┌────────
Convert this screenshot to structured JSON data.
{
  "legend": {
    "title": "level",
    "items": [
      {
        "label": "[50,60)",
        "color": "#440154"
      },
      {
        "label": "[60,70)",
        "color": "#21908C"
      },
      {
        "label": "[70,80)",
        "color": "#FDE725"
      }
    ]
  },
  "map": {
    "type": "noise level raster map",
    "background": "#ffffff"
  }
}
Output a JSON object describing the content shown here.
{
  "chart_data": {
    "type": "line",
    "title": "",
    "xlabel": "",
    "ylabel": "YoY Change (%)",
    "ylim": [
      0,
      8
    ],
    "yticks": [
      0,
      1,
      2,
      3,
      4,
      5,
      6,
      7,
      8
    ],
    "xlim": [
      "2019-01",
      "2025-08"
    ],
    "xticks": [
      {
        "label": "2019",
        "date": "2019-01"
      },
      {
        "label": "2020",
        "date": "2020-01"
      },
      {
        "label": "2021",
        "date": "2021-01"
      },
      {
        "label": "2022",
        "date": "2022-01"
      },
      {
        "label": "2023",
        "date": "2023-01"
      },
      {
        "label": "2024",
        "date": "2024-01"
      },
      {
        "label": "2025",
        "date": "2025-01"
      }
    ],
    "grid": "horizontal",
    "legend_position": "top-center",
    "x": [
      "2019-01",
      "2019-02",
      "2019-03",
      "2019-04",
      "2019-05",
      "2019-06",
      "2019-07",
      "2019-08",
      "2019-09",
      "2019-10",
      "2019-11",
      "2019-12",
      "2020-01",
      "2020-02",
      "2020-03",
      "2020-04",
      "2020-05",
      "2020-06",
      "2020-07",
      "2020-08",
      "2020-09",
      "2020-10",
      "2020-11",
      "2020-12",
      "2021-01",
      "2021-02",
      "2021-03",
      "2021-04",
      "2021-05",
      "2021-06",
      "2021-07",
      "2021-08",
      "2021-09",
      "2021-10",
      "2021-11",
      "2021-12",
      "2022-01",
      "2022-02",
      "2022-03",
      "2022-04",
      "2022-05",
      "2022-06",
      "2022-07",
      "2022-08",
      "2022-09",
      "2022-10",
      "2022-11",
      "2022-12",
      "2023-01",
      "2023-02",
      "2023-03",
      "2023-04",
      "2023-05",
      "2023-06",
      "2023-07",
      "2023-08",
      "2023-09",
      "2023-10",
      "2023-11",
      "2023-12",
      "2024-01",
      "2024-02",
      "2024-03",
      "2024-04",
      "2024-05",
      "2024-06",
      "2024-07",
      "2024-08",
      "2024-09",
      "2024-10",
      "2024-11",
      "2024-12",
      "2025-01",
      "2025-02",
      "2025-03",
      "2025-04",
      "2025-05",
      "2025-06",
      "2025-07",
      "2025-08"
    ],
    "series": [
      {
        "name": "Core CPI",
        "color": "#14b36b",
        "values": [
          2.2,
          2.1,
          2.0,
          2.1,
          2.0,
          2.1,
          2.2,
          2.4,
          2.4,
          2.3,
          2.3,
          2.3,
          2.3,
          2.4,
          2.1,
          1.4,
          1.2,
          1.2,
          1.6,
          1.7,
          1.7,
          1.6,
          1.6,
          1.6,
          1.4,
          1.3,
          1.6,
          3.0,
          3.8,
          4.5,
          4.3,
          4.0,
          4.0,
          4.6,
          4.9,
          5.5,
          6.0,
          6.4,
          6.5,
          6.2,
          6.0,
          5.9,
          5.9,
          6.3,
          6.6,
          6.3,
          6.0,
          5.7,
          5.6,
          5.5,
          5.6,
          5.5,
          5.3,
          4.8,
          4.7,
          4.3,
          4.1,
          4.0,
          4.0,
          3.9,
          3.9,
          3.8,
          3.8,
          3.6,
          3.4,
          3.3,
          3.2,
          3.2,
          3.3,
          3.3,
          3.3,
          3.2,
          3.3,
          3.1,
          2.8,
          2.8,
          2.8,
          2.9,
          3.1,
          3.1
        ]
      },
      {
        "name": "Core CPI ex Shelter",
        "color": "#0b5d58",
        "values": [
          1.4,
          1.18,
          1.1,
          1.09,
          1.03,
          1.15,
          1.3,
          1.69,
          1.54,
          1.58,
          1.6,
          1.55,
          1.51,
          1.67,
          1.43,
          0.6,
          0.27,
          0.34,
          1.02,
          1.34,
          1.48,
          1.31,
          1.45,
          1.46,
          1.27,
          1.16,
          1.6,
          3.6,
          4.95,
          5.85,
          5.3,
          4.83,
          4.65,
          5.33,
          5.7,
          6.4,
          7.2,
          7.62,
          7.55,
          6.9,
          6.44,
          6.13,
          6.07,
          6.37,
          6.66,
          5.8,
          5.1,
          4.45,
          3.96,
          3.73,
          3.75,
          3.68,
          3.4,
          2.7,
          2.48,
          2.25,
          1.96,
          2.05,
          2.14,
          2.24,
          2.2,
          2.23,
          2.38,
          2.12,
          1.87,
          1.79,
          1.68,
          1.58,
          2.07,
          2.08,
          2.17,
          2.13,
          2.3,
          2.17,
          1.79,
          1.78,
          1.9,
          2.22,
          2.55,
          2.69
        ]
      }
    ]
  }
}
└────────
Gather from the data above every line with the string "type".

> **SOLUTION TO THIS EXERCISE**
    "type": "noise level raster map",
    "type": "line",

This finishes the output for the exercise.